Provided records
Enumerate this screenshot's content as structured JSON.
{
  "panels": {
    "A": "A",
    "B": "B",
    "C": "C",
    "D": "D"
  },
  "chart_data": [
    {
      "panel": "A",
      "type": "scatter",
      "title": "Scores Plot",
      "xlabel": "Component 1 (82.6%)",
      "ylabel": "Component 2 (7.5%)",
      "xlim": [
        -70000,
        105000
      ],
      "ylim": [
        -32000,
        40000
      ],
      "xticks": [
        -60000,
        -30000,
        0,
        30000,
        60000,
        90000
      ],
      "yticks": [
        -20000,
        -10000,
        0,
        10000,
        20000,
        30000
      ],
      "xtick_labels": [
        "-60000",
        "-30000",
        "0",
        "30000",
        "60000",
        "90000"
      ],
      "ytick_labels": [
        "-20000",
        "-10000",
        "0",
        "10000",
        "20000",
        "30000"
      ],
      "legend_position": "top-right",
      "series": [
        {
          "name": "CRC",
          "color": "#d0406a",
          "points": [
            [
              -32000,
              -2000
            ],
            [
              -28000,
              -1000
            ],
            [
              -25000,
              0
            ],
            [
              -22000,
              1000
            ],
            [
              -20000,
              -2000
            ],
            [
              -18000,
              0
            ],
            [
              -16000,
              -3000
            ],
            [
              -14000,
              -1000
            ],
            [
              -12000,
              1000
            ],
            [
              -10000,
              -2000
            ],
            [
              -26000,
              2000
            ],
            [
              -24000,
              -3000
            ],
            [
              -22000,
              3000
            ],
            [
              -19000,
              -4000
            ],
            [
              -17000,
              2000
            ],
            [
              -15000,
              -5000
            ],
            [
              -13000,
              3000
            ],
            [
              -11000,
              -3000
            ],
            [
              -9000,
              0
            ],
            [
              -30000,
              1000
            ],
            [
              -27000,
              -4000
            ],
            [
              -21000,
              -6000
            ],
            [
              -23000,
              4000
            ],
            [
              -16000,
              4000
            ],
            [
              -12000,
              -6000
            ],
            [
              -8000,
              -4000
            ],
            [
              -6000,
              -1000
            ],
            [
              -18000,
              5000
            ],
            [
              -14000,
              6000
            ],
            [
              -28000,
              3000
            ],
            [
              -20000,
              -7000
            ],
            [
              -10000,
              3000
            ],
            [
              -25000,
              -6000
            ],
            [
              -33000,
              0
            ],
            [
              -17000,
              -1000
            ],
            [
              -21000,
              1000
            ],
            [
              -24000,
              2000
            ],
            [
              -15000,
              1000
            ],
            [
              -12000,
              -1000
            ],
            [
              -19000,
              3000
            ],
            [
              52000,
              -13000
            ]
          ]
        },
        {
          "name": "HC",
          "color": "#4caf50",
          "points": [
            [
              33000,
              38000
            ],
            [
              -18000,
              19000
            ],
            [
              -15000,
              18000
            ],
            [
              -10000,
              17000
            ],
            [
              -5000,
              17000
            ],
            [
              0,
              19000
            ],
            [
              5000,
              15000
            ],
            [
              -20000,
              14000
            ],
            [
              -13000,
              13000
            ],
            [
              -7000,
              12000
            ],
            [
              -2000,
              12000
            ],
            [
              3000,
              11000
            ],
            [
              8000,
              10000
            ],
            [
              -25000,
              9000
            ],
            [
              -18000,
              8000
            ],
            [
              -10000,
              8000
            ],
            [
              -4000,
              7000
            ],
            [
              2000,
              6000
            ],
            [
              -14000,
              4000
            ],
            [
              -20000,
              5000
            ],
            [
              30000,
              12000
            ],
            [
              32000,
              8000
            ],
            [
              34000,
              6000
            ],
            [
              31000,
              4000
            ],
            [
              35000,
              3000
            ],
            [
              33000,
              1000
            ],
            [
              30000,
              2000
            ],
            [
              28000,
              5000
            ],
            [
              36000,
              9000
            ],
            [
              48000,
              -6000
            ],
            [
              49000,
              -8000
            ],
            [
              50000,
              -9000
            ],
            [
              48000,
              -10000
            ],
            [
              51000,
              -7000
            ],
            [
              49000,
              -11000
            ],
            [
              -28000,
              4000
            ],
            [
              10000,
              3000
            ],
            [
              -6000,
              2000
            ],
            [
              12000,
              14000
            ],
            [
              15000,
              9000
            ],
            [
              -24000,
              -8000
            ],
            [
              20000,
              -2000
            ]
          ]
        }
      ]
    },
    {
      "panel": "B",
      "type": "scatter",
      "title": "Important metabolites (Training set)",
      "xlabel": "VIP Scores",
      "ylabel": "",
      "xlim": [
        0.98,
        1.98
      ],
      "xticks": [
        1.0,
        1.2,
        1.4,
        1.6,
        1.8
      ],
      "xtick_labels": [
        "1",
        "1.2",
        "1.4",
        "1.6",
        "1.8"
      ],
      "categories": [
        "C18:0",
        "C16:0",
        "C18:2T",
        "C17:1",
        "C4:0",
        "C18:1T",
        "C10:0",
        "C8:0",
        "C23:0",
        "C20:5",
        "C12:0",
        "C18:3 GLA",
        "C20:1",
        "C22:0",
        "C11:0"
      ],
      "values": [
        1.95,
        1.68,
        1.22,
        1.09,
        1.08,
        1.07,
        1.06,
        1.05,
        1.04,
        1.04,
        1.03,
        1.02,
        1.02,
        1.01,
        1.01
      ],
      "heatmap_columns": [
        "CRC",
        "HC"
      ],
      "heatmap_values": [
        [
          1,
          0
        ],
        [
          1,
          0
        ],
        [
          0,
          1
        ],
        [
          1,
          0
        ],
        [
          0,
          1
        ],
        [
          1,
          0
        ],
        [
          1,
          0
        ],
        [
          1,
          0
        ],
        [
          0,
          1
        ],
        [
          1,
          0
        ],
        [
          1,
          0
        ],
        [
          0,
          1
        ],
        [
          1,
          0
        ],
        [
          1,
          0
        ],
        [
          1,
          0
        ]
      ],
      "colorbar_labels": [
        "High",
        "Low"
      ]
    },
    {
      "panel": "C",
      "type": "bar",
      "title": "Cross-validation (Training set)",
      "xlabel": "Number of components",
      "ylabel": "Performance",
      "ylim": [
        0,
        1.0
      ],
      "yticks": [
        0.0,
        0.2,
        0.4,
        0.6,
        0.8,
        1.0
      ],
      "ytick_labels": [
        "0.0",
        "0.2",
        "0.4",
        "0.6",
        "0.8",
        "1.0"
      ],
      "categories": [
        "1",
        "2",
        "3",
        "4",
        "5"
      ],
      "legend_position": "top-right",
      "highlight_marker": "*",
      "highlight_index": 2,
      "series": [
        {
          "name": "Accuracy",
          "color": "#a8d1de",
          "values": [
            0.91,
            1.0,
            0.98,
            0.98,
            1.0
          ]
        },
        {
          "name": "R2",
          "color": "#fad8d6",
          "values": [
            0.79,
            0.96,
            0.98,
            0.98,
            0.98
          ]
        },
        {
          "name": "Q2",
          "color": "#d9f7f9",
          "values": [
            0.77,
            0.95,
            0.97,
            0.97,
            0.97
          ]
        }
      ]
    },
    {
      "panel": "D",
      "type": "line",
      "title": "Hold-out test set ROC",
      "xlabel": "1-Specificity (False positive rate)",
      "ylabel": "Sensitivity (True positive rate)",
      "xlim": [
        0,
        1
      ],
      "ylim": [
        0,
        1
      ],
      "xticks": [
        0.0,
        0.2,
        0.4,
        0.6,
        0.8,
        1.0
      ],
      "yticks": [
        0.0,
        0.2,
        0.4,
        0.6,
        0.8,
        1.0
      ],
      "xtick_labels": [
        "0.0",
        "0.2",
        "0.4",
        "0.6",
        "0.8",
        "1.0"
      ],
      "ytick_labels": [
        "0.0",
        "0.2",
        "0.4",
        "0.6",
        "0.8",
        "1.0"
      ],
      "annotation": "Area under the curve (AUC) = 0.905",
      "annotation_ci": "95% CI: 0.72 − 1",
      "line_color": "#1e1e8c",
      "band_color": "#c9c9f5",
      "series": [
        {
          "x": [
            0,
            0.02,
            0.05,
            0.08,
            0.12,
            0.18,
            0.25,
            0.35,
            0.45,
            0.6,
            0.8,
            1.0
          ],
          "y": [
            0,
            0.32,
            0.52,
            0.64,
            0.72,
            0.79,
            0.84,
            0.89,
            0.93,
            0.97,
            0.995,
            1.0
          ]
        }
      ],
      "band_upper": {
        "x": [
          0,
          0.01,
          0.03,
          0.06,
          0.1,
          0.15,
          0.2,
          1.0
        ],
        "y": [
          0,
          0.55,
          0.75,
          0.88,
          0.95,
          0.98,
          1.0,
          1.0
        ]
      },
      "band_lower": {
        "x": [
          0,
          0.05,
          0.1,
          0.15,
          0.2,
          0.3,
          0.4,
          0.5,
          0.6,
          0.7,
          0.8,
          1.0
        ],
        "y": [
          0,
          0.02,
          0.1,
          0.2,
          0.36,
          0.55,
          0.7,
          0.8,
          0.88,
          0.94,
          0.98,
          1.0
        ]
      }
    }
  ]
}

What is asked
Look back over the material above and state how many lines hold the word "name". Write the number and nothing else.

Final result
5